Written task.
Each entry should be quoted word for word, including every mark of punctuation.

*** Data

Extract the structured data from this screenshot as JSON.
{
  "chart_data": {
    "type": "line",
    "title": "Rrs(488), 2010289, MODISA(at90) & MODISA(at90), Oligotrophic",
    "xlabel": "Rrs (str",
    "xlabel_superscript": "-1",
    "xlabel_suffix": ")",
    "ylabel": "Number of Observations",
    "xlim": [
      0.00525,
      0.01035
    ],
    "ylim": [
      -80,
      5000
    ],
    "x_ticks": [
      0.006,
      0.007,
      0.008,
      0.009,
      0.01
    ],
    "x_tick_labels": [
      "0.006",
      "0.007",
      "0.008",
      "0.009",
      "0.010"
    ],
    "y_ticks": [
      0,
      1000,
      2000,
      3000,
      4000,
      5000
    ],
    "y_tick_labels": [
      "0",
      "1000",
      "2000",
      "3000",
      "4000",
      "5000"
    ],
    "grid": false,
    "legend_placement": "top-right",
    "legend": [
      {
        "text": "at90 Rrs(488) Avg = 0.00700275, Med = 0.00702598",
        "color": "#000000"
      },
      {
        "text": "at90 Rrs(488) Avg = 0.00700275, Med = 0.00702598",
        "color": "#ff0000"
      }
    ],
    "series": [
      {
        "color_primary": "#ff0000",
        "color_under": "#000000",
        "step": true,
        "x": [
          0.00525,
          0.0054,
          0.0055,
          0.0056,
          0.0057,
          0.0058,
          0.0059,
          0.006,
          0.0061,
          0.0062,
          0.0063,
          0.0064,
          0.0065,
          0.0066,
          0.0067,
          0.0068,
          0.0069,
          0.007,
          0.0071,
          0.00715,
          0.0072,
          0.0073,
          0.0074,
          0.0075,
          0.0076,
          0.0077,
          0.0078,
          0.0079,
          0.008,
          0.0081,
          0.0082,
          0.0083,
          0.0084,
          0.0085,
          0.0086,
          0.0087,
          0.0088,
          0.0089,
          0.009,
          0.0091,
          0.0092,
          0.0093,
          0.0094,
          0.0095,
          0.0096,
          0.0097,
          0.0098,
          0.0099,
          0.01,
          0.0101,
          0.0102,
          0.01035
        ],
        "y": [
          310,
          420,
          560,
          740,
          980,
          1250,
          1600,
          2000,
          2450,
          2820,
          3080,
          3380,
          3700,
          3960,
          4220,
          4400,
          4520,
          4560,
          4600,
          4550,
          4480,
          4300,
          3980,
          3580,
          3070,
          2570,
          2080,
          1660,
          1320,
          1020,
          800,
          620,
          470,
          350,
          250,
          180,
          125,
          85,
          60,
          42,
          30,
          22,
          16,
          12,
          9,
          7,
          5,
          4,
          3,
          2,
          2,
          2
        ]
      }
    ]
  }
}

******

Final answer.
Extract the structured data from this screenshot as JSON.
{
  "chart_data": {
    "type": "line",
    "title": "Rrs(488), 2010289, MODISA(at90) & MODISA(at90), Oligotrophic",
    "xlabel": "Rrs (str",
    "xlabel_superscript": "-1",
    "xlabel_suffix": ")",
    "ylabel": "Number of Observations",
    "xlim": [
      0.00525,
      0.01035
    ],
    "ylim": [
      -80,
      5000
    ],
    "x_ticks": [
      0.006,
      0.007,
      0.008,
      0.009,
      0.01
    ],
    "x_tick_labels": [
      "0.006",
      "0.007",
      "0.008",
      "0.009",
      "0.010"
    ],
    "y_ticks": [
      0,
      1000,
      2000,
      3000,
      4000,
      5000
    ],
    "y_tick_labels": [
      "0",
      "1000",
      "2000",
      "3000",
      "4000",
      "5000"
    ],
    "grid": false,
    "legend_placement": "top-right",
    "legend": [
      {
        "text": "at90 Rrs(488) Avg = 0.00700275, Med = 0.00702598",
        "color": "#000000"
      },
      {
        "text": "at90 Rrs(488) Avg = 0.00700275, Med = 0.00702598",
        "color": "#ff0000"
      }
    ],
    "series": [
      {
        "color_primary": "#ff0000",
        "color_under": "#000000",
        "step": true,
        "x": [
          0.00525,
          0.0054,
          0.0055,
          0.0056,
          0.0057,
          0.0058,
          0.0059,
          0.006,
          0.0061,
          0.0062,
          0.0063,
          0.0064,
          0.0065,
          0.0066,
          0.0067,
          0.0068,
          0.0069,
          0.007,
          0.0071,
          0.00715,
          0.0072,
          0.0073,
          0.0074,
          0.0075,
          0.0076,
          0.0077,
          0.0078,
          0.0079,
          0.008,
          0.0081,
          0.0082,
          0.0083,
          0.0084,
          0.0085,
          0.0086,
          0.0087,
          0.0088,
          0.0089,
          0.009,
          0.0091,
          0.0092,
          0.0093,
          0.0094,
          0.0095,
          0.0096,
          0.0097,
          0.0098,
          0.0099,
          0.01,
          0.0101,
          0.0102,
          0.01035
        ],
        "y": [
          310,
          420,
          560,
          740,
          980,
          1250,
          1600,
          2000,
          2450,
          2820,
          3080,
          3380,
          3700,
          3960,
          4220,
          4400,
          4520,
          4560,
          4600,
          4550,
          4480,
          4300,
          3980,
          3580,
          3070,
          2570,
          2080,
          1660,
          1320,
          1020,
          800,
          620,
          470,
          350,
          250,
          180,
          125,
          85,
          60,
          42,
          30,
          22,
          16,
          12,
          9,
          7,
          5,
          4,
          3,
          2,
          2,
          2
        ]
      }
    ]
  }
}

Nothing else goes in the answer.